=== TEXT BLOCK ===
· · ·
Backend

Rate Limiting at Scale: Token Bucket vs Sliding Window

8 min read·May 7, 2026

Why Rate Limiting Is Hard

The naive approach — count requests in a fixed window — has a thundering herd problem. 100 requests allowed per minute means someone can fire 100 at 00:59 and 100 at 01:01, getting 200 requests in 2 seconds.

Token Bucket

A bucket holds N tokens. Each request consumes one token. Tokens refill at a fixed rate. Burst traffic is absorbed up to bucket capacity, then throttled.

class TokenBucket {
  private tokens: number
  private lastRefill: number
  
  constructor(private capacity: number, private refillRate: number) {
    this.tokens = capacity
    this.lastRefill = Date.now()
  }
  
  consume(): boolean {
    this.refill()
· · ·
=== Document layout analysis data ===
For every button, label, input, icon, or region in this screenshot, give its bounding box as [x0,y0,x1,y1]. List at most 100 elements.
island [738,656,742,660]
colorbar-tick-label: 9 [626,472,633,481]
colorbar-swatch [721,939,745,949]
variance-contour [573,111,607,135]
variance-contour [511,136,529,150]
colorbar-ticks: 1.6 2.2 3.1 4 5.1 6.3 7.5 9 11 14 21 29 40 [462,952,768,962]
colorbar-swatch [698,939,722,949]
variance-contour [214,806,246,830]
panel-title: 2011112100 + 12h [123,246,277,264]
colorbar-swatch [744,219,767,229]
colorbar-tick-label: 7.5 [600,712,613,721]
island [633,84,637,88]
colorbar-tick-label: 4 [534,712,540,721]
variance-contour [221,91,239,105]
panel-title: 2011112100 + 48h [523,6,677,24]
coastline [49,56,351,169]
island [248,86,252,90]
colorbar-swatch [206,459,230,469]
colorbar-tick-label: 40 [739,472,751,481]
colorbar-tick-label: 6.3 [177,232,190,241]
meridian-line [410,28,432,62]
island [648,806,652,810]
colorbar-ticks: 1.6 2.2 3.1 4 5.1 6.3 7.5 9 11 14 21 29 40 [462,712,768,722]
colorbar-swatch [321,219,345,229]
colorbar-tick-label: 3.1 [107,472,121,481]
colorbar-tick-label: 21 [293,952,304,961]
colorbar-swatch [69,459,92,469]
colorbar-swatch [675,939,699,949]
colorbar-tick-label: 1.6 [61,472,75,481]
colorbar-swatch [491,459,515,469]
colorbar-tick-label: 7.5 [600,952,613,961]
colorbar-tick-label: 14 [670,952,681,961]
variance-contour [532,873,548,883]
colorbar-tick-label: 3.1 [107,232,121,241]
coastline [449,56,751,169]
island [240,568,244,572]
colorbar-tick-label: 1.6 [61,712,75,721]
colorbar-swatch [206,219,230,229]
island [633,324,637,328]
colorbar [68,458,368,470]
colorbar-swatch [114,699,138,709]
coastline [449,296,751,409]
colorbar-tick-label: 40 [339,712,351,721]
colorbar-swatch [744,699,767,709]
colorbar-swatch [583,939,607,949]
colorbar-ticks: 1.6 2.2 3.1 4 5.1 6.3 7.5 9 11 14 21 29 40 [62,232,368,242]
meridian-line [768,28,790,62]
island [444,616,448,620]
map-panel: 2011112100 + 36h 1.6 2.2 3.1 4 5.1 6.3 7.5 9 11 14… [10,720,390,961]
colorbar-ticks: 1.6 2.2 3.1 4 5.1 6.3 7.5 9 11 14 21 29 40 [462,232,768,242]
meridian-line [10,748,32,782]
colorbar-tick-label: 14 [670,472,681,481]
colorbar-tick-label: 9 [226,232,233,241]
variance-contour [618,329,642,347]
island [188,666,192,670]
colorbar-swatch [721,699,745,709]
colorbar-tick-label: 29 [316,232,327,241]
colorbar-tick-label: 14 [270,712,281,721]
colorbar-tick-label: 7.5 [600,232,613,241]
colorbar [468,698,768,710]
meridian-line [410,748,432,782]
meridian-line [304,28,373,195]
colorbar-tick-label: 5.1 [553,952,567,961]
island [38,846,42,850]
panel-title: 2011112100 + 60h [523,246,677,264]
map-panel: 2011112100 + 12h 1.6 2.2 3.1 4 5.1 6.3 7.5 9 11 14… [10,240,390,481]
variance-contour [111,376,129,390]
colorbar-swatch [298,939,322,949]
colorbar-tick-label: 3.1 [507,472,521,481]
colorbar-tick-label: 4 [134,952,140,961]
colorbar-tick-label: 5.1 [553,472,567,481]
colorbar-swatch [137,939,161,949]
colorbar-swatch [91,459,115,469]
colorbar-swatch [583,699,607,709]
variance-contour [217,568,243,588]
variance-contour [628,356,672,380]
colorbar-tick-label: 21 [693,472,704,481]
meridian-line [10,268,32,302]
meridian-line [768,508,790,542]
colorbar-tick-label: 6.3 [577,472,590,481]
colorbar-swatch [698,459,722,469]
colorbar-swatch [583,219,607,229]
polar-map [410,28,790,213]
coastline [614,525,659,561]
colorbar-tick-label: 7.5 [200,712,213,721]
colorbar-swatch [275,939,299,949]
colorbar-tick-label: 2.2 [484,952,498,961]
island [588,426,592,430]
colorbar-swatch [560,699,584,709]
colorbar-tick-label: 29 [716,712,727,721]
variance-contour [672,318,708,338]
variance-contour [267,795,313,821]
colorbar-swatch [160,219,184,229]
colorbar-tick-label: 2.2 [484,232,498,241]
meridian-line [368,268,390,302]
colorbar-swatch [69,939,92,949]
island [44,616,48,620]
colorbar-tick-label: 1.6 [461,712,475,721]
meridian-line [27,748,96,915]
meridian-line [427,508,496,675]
· · ·
=== TASK BRIEF ===
Proceed with the article on rate limiting, starting immediately after its last line.

=== RESULT FOR THIS EXERCISE ===
    if (this.tokens < 1) return false
    this.tokens -= 1
    return true
  }
  
  private refill() {
    const now = Date.now()
    const elapsed = (now - this.lastRefill) / 1000
    this.tokens = Math.min(this.capacity, this.tokens + elapsed * this.refillRate)
    this.lastRefill = now
  }
}

Sliding Window

Tracks exact timestamps of recent requests. Accurate but memory-heavy at scale — each user needs a sorted set of timestamps.

What Real Systems Use

Redis uses token bucket for its own rate limiting. Nginx uses leaky bucket. Stripe uses a sliding window log for billing API limits.